Goal: Take the entries below and reproduce them word for word.

(Saved data entries)
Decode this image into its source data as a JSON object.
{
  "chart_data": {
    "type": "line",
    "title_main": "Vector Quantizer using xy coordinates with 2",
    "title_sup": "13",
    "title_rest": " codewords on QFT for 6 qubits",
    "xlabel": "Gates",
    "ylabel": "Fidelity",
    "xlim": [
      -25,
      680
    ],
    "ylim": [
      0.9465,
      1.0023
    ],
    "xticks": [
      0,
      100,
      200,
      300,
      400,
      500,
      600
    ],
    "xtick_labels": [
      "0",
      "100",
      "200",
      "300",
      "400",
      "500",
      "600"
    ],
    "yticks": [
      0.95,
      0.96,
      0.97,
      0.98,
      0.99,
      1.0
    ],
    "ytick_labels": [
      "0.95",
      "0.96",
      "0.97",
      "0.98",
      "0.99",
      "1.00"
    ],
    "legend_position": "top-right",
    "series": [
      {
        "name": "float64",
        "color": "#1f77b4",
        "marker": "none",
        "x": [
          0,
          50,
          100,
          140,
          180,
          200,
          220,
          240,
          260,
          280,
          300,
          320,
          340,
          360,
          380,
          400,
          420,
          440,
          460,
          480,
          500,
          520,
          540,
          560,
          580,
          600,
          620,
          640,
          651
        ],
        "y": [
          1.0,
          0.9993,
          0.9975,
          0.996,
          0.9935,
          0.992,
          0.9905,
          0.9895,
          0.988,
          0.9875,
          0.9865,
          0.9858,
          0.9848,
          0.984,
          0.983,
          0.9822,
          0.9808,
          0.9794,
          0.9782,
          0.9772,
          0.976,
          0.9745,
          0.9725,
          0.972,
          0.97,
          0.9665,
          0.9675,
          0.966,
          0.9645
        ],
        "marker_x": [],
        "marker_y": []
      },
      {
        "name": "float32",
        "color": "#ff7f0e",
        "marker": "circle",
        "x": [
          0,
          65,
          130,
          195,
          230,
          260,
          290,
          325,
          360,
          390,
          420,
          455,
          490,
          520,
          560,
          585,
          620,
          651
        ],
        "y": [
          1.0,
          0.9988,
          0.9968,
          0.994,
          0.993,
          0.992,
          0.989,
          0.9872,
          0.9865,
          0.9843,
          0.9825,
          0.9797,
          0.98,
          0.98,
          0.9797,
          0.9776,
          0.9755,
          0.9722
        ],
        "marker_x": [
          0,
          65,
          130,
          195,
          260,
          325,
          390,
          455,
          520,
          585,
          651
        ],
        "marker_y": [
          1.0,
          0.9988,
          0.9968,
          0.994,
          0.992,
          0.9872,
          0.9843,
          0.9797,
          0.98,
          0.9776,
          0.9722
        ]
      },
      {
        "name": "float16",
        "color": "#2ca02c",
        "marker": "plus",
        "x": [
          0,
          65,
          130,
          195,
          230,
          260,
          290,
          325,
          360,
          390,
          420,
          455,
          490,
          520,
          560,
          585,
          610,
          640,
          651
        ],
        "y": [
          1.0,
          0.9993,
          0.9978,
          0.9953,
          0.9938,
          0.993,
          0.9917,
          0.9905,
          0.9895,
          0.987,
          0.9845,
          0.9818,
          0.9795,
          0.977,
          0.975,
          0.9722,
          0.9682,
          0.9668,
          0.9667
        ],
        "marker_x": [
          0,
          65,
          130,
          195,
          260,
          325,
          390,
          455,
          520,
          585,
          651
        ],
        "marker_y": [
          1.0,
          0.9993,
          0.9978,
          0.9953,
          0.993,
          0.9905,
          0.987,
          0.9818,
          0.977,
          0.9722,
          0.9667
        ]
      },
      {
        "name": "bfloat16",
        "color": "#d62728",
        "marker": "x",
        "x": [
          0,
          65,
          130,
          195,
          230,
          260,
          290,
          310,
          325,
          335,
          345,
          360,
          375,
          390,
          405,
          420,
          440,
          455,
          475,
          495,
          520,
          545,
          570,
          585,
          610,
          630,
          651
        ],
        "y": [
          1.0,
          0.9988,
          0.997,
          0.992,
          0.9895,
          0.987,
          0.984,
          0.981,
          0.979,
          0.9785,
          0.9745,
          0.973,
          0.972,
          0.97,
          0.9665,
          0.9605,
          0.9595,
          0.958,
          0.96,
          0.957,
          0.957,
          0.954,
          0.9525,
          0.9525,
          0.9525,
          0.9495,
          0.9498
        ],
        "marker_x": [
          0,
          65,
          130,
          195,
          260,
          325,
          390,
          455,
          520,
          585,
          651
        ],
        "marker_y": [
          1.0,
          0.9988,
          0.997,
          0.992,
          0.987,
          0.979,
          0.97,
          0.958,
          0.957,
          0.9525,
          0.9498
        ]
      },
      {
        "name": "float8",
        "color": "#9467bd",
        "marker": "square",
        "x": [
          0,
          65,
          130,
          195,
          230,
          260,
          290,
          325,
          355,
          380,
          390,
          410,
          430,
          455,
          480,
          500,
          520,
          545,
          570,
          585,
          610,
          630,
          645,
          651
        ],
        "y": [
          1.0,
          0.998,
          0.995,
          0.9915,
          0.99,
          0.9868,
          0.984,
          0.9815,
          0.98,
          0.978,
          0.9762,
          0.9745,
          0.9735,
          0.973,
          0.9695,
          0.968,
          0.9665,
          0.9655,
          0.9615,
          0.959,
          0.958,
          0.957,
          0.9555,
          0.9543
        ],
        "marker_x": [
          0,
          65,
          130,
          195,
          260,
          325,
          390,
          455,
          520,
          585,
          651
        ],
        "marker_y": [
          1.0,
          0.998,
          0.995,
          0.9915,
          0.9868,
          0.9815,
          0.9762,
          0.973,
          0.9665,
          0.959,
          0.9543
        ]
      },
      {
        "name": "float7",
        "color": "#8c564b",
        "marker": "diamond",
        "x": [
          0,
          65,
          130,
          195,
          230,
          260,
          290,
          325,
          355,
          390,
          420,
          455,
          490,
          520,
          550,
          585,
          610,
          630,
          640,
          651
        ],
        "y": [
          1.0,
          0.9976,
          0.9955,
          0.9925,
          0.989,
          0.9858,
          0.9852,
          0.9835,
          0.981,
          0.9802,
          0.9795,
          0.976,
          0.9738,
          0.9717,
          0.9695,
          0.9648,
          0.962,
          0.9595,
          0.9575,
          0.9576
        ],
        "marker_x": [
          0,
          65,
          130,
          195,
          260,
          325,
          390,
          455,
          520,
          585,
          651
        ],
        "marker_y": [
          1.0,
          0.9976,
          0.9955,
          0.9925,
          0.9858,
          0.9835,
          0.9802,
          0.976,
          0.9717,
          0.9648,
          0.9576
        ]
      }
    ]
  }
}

Result of this task:
Decode this image into its source data as a JSON object.
{
  "chart_data": {
    "type": "line",
    "title_main": "Vector Quantizer using xy coordinates with 2",
    "title_sup": "13",
    "title_rest": " codewords on QFT for 6 qubits",
    "xlabel": "Gates",
    "ylabel": "Fidelity",
    "xlim": [
      -25,
      680
    ],
    "ylim": [
      0.9465,
      1.0023
    ],
    "xticks": [
      0,
      100,
      200,
      300,
      400,
      500,
      600
    ],
    "xtick_labels": [
      "0",
      "100",
      "200",
      "300",
      "400",
      "500",
      "600"
    ],
    "yticks": [
      0.95,
      0.96,
      0.97,
      0.98,
      0.99,
      1.0
    ],
    "ytick_labels": [
      "0.95",
      "0.96",
      "0.97",
      "0.98",
      "0.99",
      "1.00"
    ],
    "legend_position": "top-right",
    "series": [
      {
        "name": "float64",
        "color": "#1f77b4",
        "marker": "none",
        "x": [
          0,
          50,
          100,
          140,
          180,
          200,
          220,
          240,
          260,
          280,
          300,
          320,
          340,
          360,
          380,
          400,
          420,
          440,
          460,
          480,
          500,
          520,
          540,
          560,
          580,
          600,
          620,
          640,
          651
        ],
        "y": [
          1.0,
          0.9993,
          0.9975,
          0.996,
          0.9935,
          0.992,
          0.9905,
          0.9895,
          0.988,
          0.9875,
          0.9865,
          0.9858,
          0.9848,
          0.984,
          0.983,
          0.9822,
          0.9808,
          0.9794,
          0.9782,
          0.9772,
          0.976,
          0.9745,
          0.9725,
          0.972,
          0.97,
          0.9665,
          0.9675,
          0.966,
          0.9645
        ],
        "marker_x": [],
        "marker_y": []
      },
      {
        "name": "float32",
        "color": "#ff7f0e",
        "marker": "circle",
        "x": [
          0,
          65,
          130,
          195,
          230,
          260,
          290,
          325,
          360,
          390,
          420,
          455,
          490,
          520,
          560,
          585,
          620,
          651
        ],
        "y": [
          1.0,
          0.9988,
          0.9968,
          0.994,
          0.993,
          0.992,
          0.989,
          0.9872,
          0.9865,
          0.9843,
          0.9825,
          0.9797,
          0.98,
          0.98,
          0.9797,
          0.9776,
          0.9755,
          0.9722
        ],
        "marker_x": [
          0,
          65,
          130,
          195,
          260,
          325,
          390,
          455,
          520,
          585,
          651
        ],
        "marker_y": [
          1.0,
          0.9988,
          0.9968,
          0.994,
          0.992,
          0.9872,
          0.9843,
          0.9797,
          0.98,
          0.9776,
          0.9722
        ]
      },
      {
        "name": "float16",
        "color": "#2ca02c",
        "marker": "plus",
        "x": [
          0,
          65,
          130,
          195,
          230,
          260,
          290,
          325,
          360,
          390,
          420,
          455,
          490,
          520,
          560,
          585,
          610,
          640,
          651
        ],
        "y": [
          1.0,
          0.9993,
          0.9978,
          0.9953,
          0.9938,
          0.993,
          0.9917,
          0.9905,
          0.9895,
          0.987,
          0.9845,
          0.9818,
          0.9795,
          0.977,
          0.975,
          0.9722,
          0.9682,
          0.9668,
          0.9667
        ],
        "marker_x": [
          0,
          65,
          130,
          195,
          260,
          325,
          390,
          455,
          520,
          585,
          651
        ],
        "marker_y": [
          1.0,
          0.9993,
          0.9978,
          0.9953,
          0.993,
          0.9905,
          0.987,
          0.9818,
          0.977,
          0.9722,
          0.9667
        ]
      },
      {
        "name": "bfloat16",
        "color": "#d62728",
        "marker": "x",
        "x": [
          0,
          65,
          130,
          195,
          230,
          260,
          290,
          310,
          325,
          335,
          345,
          360,
          375,
          390,
          405,
          420,
          440,
          455,
          475,
          495,
          520,
          545,
          570,
          585,
          610,
          630,
          651
        ],
        "y": [
          1.0,
          0.9988,
          0.997,
          0.992,
          0.9895,
          0.987,
          0.984,
          0.981,
          0.979,
          0.9785,
          0.9745,
          0.973,
          0.972,
          0.97,
          0.9665,
          0.9605,
          0.9595,
          0.958,
          0.96,
          0.957,
          0.957,
          0.954,
          0.9525,
          0.9525,
          0.9525,
          0.9495,
          0.9498
        ],
        "marker_x": [
          0,
          65,
          130,
          195,
          260,
          325,
          390,
          455,
          520,
          585,
          651
        ],
        "marker_y": [
          1.0,
          0.9988,
          0.997,
          0.992,
          0.987,
          0.979,
          0.97,
          0.958,
          0.957,
          0.9525,
          0.9498
        ]
      },
      {
        "name": "float8",
        "color": "#9467bd",
        "marker": "square",
        "x": [
          0,
          65,
          130,
          195,
          230,
          260,
          290,
          325,
          355,
          380,
          390,
          410,
          430,
          455,
          480,
          500,
          520,
          545,
          570,
          585,
          610,
          630,
          645,
          651
        ],
        "y": [
          1.0,
          0.998,
          0.995,
          0.9915,
          0.99,
          0.9868,
          0.984,
          0.9815,
          0.98,
          0.978,
          0.9762,
          0.9745,
          0.9735,
          0.973,
          0.9695,
          0.968,
          0.9665,
          0.9655,
          0.9615,
          0.959,
          0.958,
          0.957,
          0.9555,
          0.9543
        ],
        "marker_x": [
          0,
          65,
          130,
          195,
          260,
          325,
          390,
          455,
          520,
          585,
          651
        ],
        "marker_y": [
          1.0,
          0.998,
          0.995,
          0.9915,
          0.9868,
          0.9815,
          0.9762,
          0.973,
          0.9665,
          0.959,
          0.9543
        ]
      },
      {
        "name": "float7",
        "color": "#8c564b",
        "marker": "diamond",
        "x": [
          0,
          65,
          130,
          195,
          230,
          260,
          290,
          325,
          355,
          390,
          420,
          455,
          490,
          520,
          550,
          585,
          610,
          630,
          640,
          651
        ],
        "y": [
          1.0,
          0.9976,
          0.9955,
          0.9925,
          0.989,
          0.9858,
          0.9852,
          0.9835,
          0.981,
          0.9802,
          0.9795,
          0.976,
          0.9738,
          0.9717,
          0.9695,
          0.9648,
          0.962,
          0.9595,
          0.9575,
          0.9576
        ],
        "marker_x": [
          0,
          65,
          130,
          195,
          260,
          325,
          390,
          455,
          520,
          585,
          651
        ],
        "marker_y": [
          1.0,
          0.9976,
          0.9955,
          0.9925,
          0.9858,
          0.9835,
          0.9802,
          0.976,
          0.9717,
          0.9648,
          0.9576
        ]
      }
    ]
  }
}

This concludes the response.